▶ _RECORDS TO USE_:
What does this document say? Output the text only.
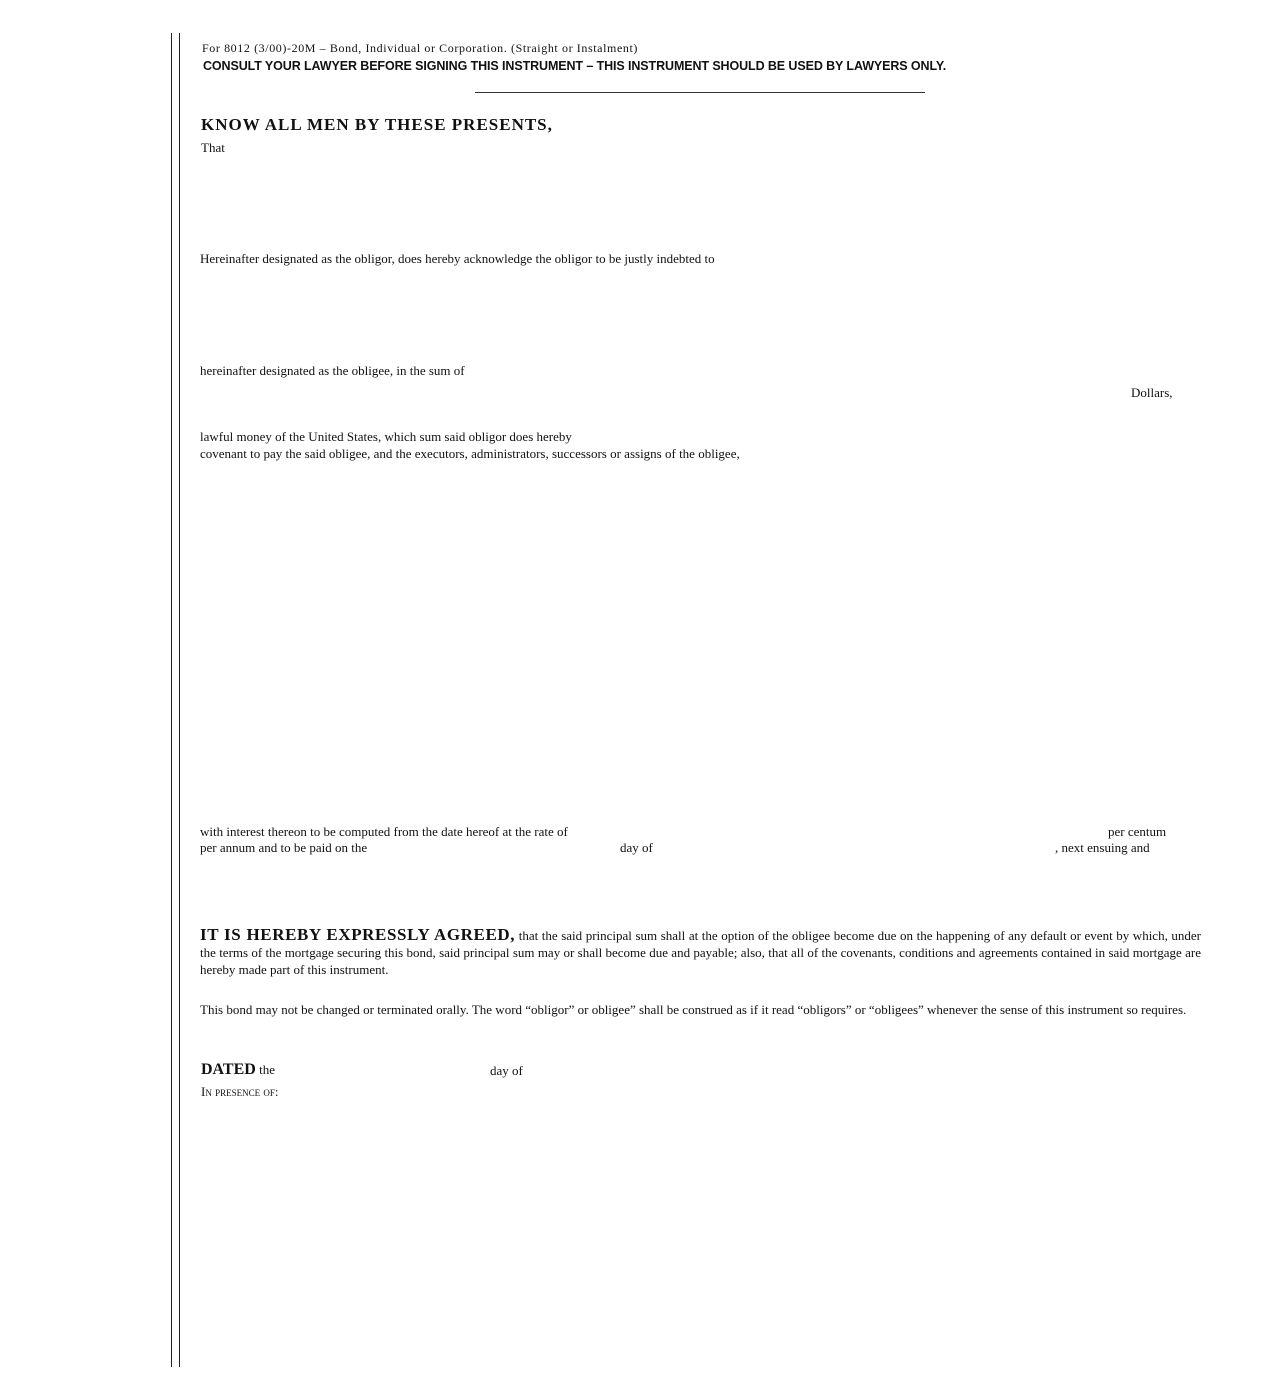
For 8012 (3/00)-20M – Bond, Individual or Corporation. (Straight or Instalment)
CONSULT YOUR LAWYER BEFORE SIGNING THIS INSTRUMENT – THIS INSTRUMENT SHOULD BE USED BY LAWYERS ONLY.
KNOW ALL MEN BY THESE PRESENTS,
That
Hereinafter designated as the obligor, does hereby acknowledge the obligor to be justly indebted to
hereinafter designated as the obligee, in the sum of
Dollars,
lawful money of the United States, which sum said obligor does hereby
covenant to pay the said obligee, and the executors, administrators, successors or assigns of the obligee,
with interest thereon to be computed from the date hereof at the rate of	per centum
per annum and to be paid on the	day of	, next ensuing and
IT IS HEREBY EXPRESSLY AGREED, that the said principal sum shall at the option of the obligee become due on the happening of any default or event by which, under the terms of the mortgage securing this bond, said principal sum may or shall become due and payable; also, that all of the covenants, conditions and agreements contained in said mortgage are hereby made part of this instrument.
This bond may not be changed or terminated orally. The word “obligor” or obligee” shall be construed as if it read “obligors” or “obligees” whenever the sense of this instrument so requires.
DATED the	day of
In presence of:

▶ _STATED PROBLEM_: Reproduce the whole listing above word for word, but not its pictures.

▶ _EXPECTED OUTPUT_:
What does this document say? Output the text only.
For 8012 (3/00)-20M – Bond, Individual or Corporation. (Straight or Instalment)
CONSULT YOUR LAWYER BEFORE SIGNING THIS INSTRUMENT – THIS INSTRUMENT SHOULD BE USED BY LAWYERS ONLY.
KNOW ALL MEN BY THESE PRESENTS,
That
Hereinafter designated as the obligor, does hereby acknowledge the obligor to be justly indebted to
hereinafter designated as the obligee, in the sum of
Dollars,
lawful money of the United States, which sum said obligor does hereby
covenant to pay the said obligee, and the executors, administrators, successors or assigns of the obligee,
with interest thereon to be computed from the date hereof at the rate of	per centum
per annum and to be paid on the	day of	, next ensuing and
IT IS HEREBY EXPRESSLY AGREED, that the said principal sum shall at the option of the obligee become due on the happening of any default or event by which, under the terms of the mortgage securing this bond, said principal sum may or shall become due and payable; also, that all of the covenants, conditions and agreements contained in said mortgage are hereby made part of this instrument.
This bond may not be changed or terminated orally. The word “obligor” or obligee” shall be construed as if it read “obligors” or “obligees” whenever the sense of this instrument so requires.
DATED the	day of
In presence of:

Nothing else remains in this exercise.